• TASK OBJECTIVE: Identify the lines that contain the string "Units", then copy each of them.

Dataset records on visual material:
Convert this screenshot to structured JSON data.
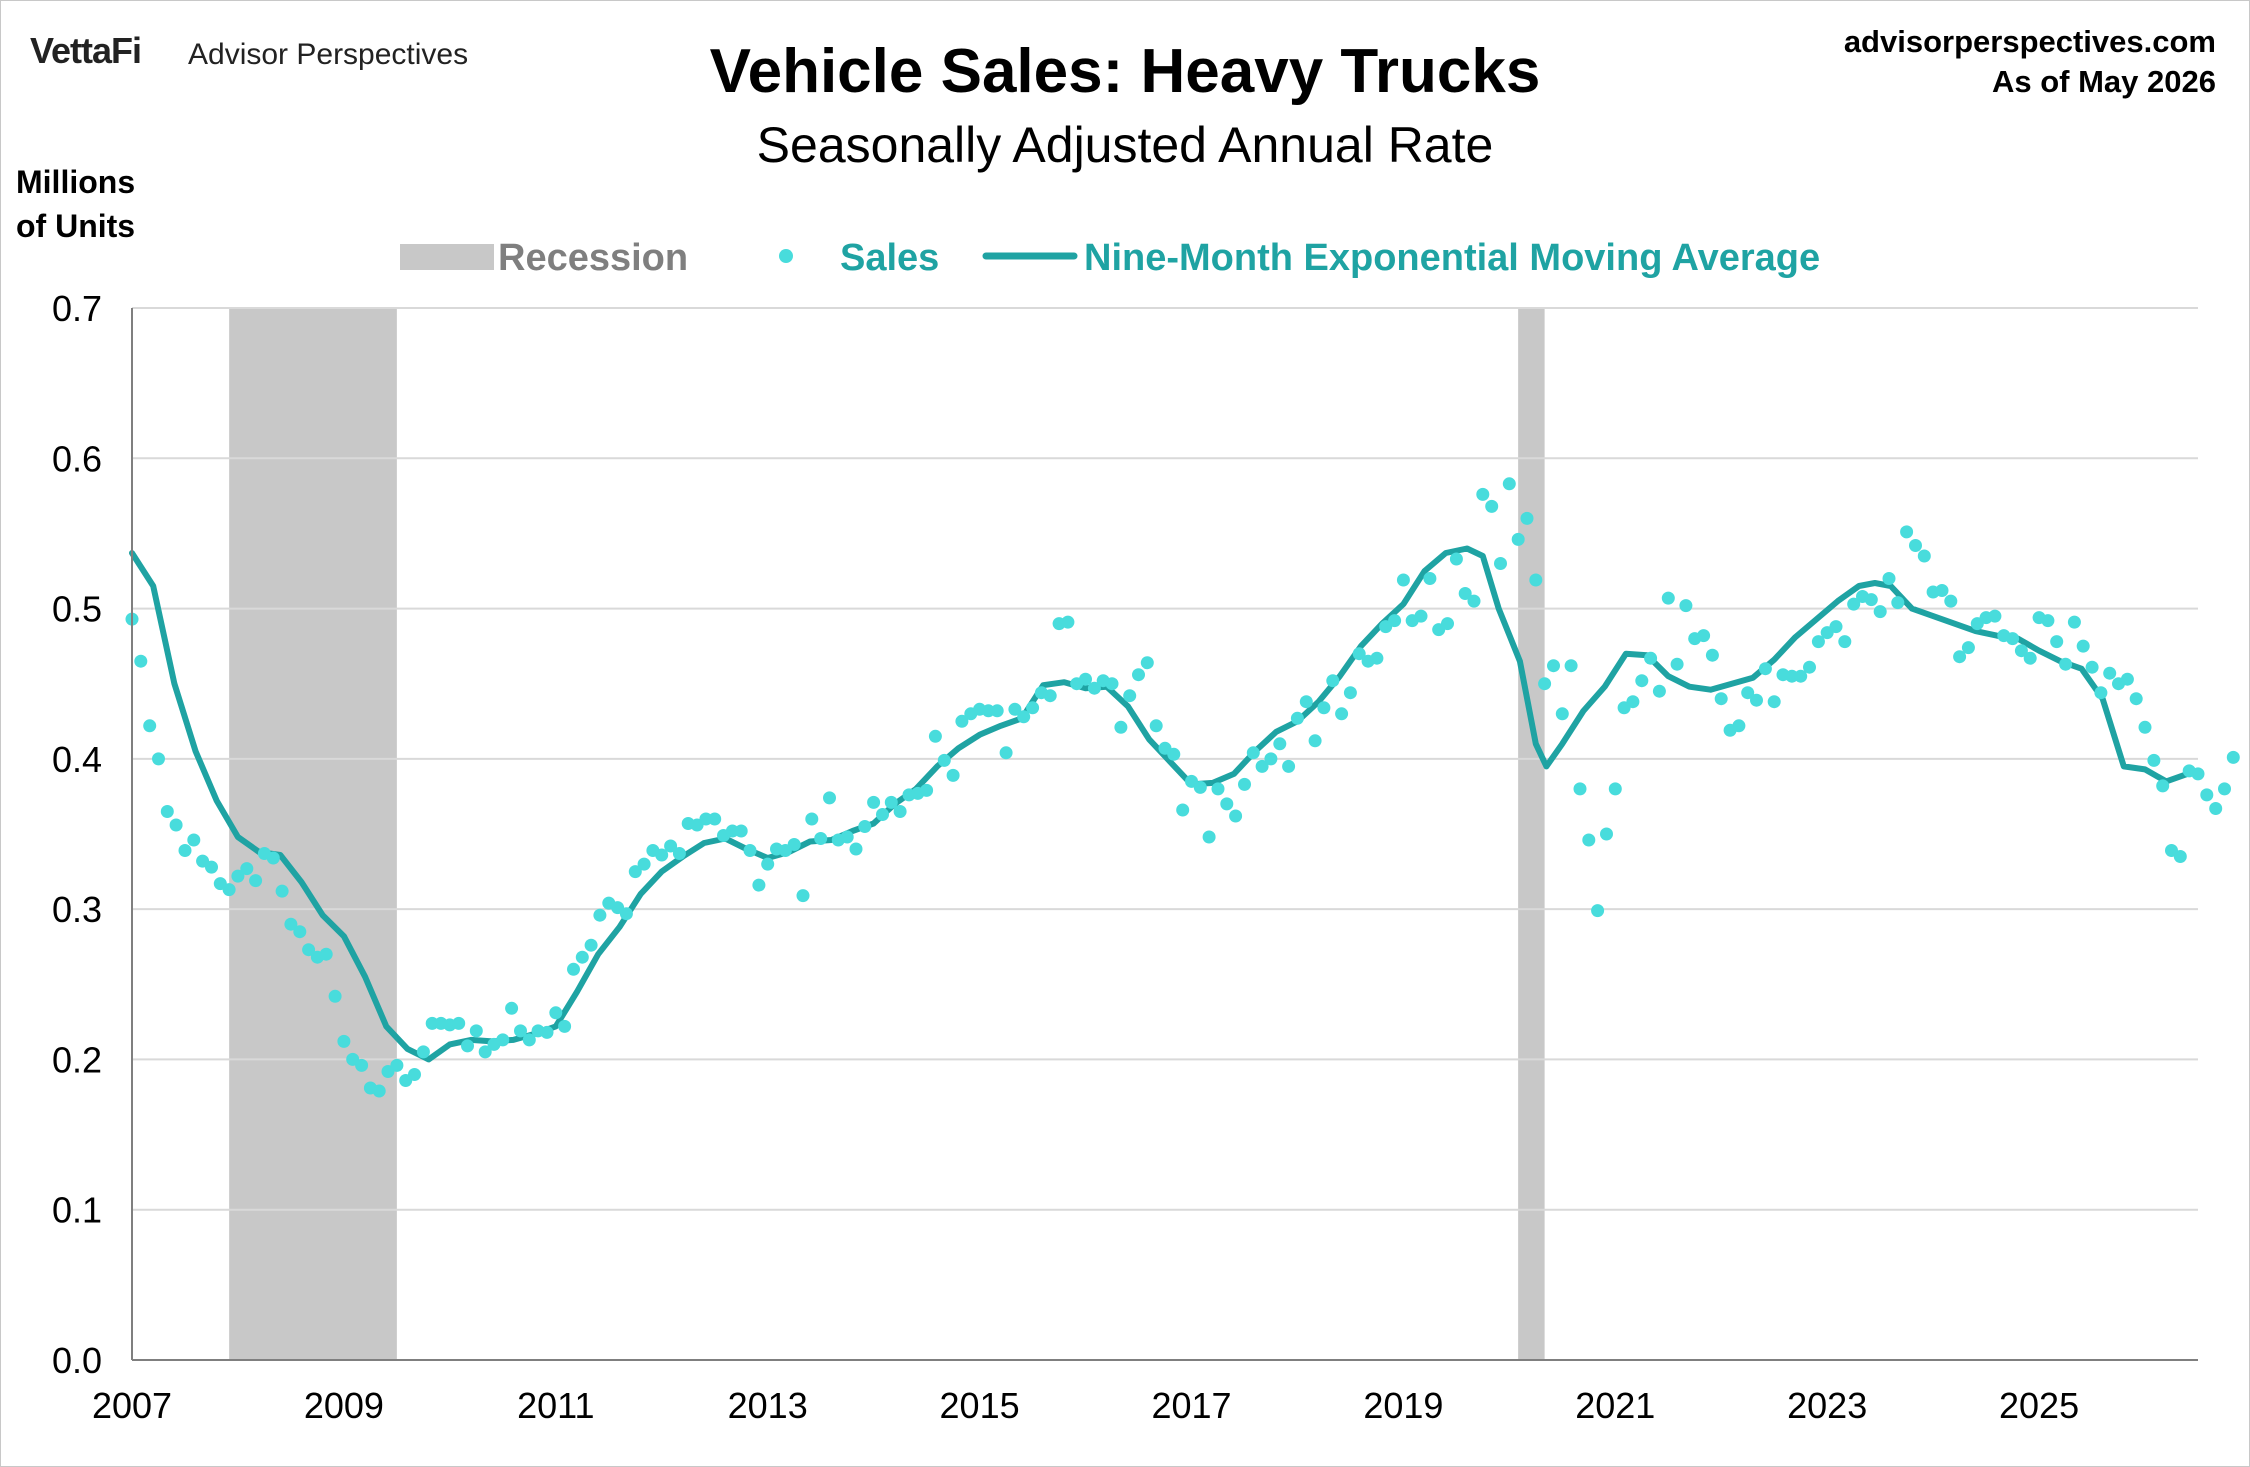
{
  "header": {
    "brand": "VettaFi",
    "brand_sub": "Advisor Perspectives",
    "title": "Vehicle Sales: Heavy Trucks",
    "subtitle": "Seasonally Adjusted Annual Rate",
    "source_line1": "advisorperspectives.com",
    "source_line2": "As of May 2026",
    "ylabel_line1": "Millions",
    "ylabel_line2": "of Units"
  },
  "colors": {
    "recession": "#c8c8c8",
    "sales": "#48dcdc",
    "ema": "#1fa3a3",
    "grid": "#d9d9d9",
    "axis": "#7f7f7f",
    "legend_recession_text": "#7f7f7f",
    "legend_series_text": "#1fa3a3"
  },
  "chart_data": {
    "type": "scatter",
    "title": "Vehicle Sales: Heavy Trucks",
    "subtitle": "Seasonally Adjusted Annual Rate",
    "ylabel": "Millions of Units",
    "xlabel": "",
    "xlim": [
      2007.0,
      2026.5
    ],
    "ylim": [
      0,
      0.7
    ],
    "yticks": [
      "0.0",
      "0.1",
      "0.2",
      "0.3",
      "0.4",
      "0.5",
      "0.6",
      "0.7"
    ],
    "xticks": [
      "2007",
      "2009",
      "2011",
      "2013",
      "2015",
      "2017",
      "2019",
      "2021",
      "2023",
      "2025"
    ],
    "grid": true,
    "legend_position": "top",
    "legend": {
      "recession": "Recession",
      "sales": "Sales",
      "ema": "Nine-Month Exponential Moving Average"
    },
    "recessions": [
      [
        2007.917,
        2009.5
      ],
      [
        2020.083,
        2020.333
      ]
    ],
    "series": [
      {
        "name": "Sales",
        "kind": "scatter",
        "start": 2007.0,
        "step_months": 1,
        "values": [
          0.493,
          0.465,
          0.422,
          0.4,
          0.365,
          0.356,
          0.339,
          0.346,
          0.332,
          0.328,
          0.317,
          0.313,
          0.322,
          0.327,
          0.319,
          0.337,
          0.334,
          0.312,
          0.29,
          0.285,
          0.273,
          0.268,
          0.27,
          0.242,
          0.212,
          0.2,
          0.196,
          0.181,
          0.179,
          0.192,
          0.196,
          0.186,
          0.19,
          0.205,
          0.224,
          0.224,
          0.223,
          0.224,
          0.209,
          0.219,
          0.205,
          0.21,
          0.213,
          0.234,
          0.219,
          0.213,
          0.219,
          0.218,
          0.231,
          0.222,
          0.26,
          0.268,
          0.276,
          0.296,
          0.304,
          0.301,
          0.297,
          0.325,
          0.33,
          0.339,
          0.336,
          0.342,
          0.337,
          0.357,
          0.356,
          0.36,
          0.36,
          0.349,
          0.352,
          0.352,
          0.339,
          0.316,
          0.33,
          0.34,
          0.339,
          0.343,
          0.309,
          0.36,
          0.347,
          0.374,
          0.346,
          0.348,
          0.34,
          0.355,
          0.371,
          0.363,
          0.371,
          0.365,
          0.376,
          0.377,
          0.379,
          0.415,
          0.399,
          0.389,
          0.425,
          0.43,
          0.433,
          0.432,
          0.432,
          0.404,
          0.433,
          0.428,
          0.434,
          0.444,
          0.442,
          0.49,
          0.491,
          0.45,
          0.453,
          0.447,
          0.452,
          0.45,
          0.421,
          0.442,
          0.456,
          0.464,
          0.422,
          0.407,
          0.403,
          0.366,
          0.385,
          0.381,
          0.348,
          0.38,
          0.37,
          0.362,
          0.383,
          0.404,
          0.395,
          0.4,
          0.41,
          0.395,
          0.427,
          0.438,
          0.412,
          0.434,
          0.452,
          0.43,
          0.444,
          0.47,
          0.465,
          0.467,
          0.488,
          0.492,
          0.519,
          0.492,
          0.495,
          0.52,
          0.486,
          0.49,
          0.533,
          0.51,
          0.505,
          0.576,
          0.568,
          0.53,
          0.583,
          0.546,
          0.56,
          0.519,
          0.45,
          0.462,
          0.43,
          0.462,
          0.38,
          0.346,
          0.299,
          0.35,
          0.38,
          0.434,
          0.438,
          0.452,
          0.467,
          0.445,
          0.507,
          0.463,
          0.502,
          0.48,
          0.482,
          0.469,
          0.44,
          0.419,
          0.422,
          0.444,
          0.439,
          0.46,
          0.438,
          0.456,
          0.455,
          0.455,
          0.461,
          0.478,
          0.484,
          0.488,
          0.478,
          0.503,
          0.508,
          0.506,
          0.498,
          0.52,
          0.504,
          0.551,
          0.542,
          0.535,
          0.511,
          0.512,
          0.505,
          0.468,
          0.474,
          0.49,
          0.494,
          0.495,
          0.482,
          0.48,
          0.472,
          0.467,
          0.494,
          0.492,
          0.478,
          0.463,
          0.491,
          0.475,
          0.461,
          0.444,
          0.457,
          0.45,
          0.453,
          0.44,
          0.421,
          0.399,
          0.382,
          0.339,
          0.335,
          0.392,
          0.39,
          0.376,
          0.367,
          0.38,
          0.401
        ]
      },
      {
        "name": "Nine-Month Exponential Moving Average",
        "kind": "line",
        "x": [
          2007.0,
          2007.2,
          2007.4,
          2007.6,
          2007.8,
          2008.0,
          2008.2,
          2008.4,
          2008.6,
          2008.8,
          2009.0,
          2009.2,
          2009.4,
          2009.6,
          2009.8,
          2010.0,
          2010.2,
          2010.4,
          2010.6,
          2010.8,
          2011.0,
          2011.2,
          2011.4,
          2011.6,
          2011.8,
          2012.0,
          2012.2,
          2012.4,
          2012.6,
          2012.8,
          2013.0,
          2013.2,
          2013.4,
          2013.6,
          2013.8,
          2014.0,
          2014.2,
          2014.4,
          2014.6,
          2014.8,
          2015.0,
          2015.2,
          2015.4,
          2015.6,
          2015.8,
          2016.0,
          2016.2,
          2016.4,
          2016.6,
          2016.8,
          2017.0,
          2017.2,
          2017.4,
          2017.6,
          2017.8,
          2018.0,
          2018.2,
          2018.4,
          2018.6,
          2018.8,
          2019.0,
          2019.2,
          2019.4,
          2019.6,
          2019.75,
          2019.9,
          2020.1,
          2020.25,
          2020.35,
          2020.5,
          2020.7,
          2020.9,
          2021.1,
          2021.3,
          2021.5,
          2021.7,
          2021.9,
          2022.1,
          2022.3,
          2022.5,
          2022.7,
          2022.9,
          2023.1,
          2023.3,
          2023.45,
          2023.6,
          2023.8,
          2024.0,
          2024.2,
          2024.4,
          2024.6,
          2024.8,
          2025.0,
          2025.2,
          2025.4,
          2025.6,
          2025.8,
          2026.0,
          2026.2,
          2026.4
        ],
        "values": [
          0.537,
          0.515,
          0.45,
          0.405,
          0.372,
          0.348,
          0.338,
          0.336,
          0.318,
          0.296,
          0.282,
          0.255,
          0.222,
          0.207,
          0.2,
          0.21,
          0.213,
          0.212,
          0.213,
          0.217,
          0.222,
          0.245,
          0.27,
          0.288,
          0.31,
          0.325,
          0.335,
          0.344,
          0.347,
          0.34,
          0.334,
          0.338,
          0.345,
          0.346,
          0.352,
          0.357,
          0.37,
          0.38,
          0.395,
          0.407,
          0.416,
          0.422,
          0.427,
          0.449,
          0.451,
          0.447,
          0.448,
          0.435,
          0.413,
          0.398,
          0.383,
          0.384,
          0.39,
          0.405,
          0.418,
          0.425,
          0.438,
          0.455,
          0.475,
          0.49,
          0.503,
          0.525,
          0.537,
          0.54,
          0.535,
          0.5,
          0.465,
          0.41,
          0.395,
          0.41,
          0.432,
          0.448,
          0.47,
          0.469,
          0.455,
          0.448,
          0.446,
          0.45,
          0.454,
          0.466,
          0.481,
          0.493,
          0.505,
          0.515,
          0.517,
          0.515,
          0.5,
          0.495,
          0.49,
          0.485,
          0.482,
          0.48,
          0.472,
          0.465,
          0.46,
          0.44,
          0.395,
          0.393,
          0.385,
          0.39
        ]
      }
    ]
  }
}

• OUTPUT:
    "ylabel_line2": "of Units"
    "ylabel": "Millions of Units",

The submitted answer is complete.